* start Records for this exercise *

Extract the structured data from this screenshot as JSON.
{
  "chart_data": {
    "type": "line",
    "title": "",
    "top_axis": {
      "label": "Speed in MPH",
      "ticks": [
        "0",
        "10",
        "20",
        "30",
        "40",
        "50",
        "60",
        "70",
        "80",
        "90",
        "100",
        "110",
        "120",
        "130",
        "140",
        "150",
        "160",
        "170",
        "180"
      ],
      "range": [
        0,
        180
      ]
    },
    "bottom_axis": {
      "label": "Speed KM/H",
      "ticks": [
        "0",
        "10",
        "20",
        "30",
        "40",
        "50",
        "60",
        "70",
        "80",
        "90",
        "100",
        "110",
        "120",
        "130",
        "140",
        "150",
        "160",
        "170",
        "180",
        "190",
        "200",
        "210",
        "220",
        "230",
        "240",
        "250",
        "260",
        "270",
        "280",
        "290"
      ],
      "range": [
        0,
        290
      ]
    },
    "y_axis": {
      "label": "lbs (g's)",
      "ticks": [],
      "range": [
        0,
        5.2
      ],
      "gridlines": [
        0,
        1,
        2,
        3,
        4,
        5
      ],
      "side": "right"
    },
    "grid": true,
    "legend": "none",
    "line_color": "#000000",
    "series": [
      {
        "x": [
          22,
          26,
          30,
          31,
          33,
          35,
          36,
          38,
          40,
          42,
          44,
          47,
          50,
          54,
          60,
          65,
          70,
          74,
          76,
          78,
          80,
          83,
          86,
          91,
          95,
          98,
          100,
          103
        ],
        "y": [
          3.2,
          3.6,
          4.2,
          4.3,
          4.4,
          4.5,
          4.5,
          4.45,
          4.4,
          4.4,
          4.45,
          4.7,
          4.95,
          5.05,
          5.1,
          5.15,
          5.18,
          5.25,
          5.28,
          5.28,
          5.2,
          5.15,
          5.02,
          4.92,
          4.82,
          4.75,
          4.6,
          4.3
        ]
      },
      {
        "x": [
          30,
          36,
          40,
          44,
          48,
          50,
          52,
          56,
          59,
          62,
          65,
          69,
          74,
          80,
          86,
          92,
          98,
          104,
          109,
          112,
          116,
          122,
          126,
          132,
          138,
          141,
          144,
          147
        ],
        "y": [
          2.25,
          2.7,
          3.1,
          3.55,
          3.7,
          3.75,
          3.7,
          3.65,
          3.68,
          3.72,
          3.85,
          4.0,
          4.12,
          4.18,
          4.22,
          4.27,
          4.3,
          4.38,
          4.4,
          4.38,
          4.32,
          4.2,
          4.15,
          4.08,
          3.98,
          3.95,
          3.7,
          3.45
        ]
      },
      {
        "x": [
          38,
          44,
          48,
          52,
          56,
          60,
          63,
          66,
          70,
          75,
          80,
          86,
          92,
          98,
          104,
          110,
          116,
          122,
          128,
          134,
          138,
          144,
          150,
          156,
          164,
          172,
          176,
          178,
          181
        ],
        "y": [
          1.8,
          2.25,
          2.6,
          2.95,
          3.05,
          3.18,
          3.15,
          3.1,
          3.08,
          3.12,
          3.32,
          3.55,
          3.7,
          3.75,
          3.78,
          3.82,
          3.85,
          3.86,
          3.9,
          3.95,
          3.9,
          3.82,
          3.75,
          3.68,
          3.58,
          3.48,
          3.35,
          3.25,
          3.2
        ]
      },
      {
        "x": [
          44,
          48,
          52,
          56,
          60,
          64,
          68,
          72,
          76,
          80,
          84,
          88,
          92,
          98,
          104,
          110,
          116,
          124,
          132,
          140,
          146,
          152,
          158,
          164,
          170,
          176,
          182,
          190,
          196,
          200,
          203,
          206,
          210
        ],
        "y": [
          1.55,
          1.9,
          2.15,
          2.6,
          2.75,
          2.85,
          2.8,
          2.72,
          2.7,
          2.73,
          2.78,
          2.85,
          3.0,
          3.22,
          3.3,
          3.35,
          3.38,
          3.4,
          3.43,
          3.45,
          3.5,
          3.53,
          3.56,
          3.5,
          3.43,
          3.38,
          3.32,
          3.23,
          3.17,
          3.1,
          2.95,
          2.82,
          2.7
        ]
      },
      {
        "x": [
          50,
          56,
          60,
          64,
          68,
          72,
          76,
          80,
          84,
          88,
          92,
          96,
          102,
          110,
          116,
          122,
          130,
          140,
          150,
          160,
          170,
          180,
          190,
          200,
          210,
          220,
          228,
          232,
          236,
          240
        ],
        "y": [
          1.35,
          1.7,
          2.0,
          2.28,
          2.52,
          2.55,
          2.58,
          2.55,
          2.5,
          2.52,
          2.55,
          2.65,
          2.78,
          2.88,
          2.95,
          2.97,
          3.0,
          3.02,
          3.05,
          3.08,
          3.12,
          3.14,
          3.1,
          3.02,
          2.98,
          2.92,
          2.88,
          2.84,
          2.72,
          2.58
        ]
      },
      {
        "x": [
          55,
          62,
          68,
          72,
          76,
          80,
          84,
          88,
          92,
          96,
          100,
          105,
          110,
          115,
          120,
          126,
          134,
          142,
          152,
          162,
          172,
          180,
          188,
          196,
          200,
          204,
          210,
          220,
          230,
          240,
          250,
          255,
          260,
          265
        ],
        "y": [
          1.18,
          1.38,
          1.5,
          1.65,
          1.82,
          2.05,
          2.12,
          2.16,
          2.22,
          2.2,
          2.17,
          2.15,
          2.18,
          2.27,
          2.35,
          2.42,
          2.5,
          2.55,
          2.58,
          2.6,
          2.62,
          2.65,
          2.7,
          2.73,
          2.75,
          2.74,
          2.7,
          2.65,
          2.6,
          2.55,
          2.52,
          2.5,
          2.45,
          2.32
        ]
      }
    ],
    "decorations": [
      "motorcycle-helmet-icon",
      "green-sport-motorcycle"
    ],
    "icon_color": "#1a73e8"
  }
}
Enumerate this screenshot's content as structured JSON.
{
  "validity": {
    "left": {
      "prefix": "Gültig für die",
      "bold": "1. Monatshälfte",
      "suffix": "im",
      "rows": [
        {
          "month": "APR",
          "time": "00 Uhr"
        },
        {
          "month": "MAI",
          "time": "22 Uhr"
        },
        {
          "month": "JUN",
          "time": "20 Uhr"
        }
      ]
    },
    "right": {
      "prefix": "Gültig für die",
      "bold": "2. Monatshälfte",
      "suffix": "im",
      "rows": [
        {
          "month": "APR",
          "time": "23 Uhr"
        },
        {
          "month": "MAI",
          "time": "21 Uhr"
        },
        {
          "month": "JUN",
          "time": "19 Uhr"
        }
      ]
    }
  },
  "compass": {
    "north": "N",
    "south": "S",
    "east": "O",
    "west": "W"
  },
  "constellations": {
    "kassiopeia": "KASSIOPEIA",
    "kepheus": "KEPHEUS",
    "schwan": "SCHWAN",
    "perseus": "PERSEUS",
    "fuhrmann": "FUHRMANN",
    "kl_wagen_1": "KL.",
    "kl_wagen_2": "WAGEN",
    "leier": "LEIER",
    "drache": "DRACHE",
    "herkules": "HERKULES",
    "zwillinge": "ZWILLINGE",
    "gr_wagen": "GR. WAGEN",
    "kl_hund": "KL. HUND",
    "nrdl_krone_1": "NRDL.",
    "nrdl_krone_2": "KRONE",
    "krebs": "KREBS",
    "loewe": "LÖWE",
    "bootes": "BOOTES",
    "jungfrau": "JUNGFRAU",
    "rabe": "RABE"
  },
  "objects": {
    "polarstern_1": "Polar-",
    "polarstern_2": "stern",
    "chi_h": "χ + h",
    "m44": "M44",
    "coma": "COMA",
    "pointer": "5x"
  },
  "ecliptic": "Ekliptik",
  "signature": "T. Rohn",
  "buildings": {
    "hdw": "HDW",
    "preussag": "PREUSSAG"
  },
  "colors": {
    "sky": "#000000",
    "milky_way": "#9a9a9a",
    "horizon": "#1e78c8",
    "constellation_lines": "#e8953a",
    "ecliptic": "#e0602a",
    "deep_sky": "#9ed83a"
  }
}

* end Records for this exercise *

■ **Task directions**
Lines holding the word "Monatshälfte" in the entries above are the ones to pull out. Copy them all.

■ **Answer to the exercise**
      "bold": "1. Monatshälfte",
      "bold": "2. Monatshälfte",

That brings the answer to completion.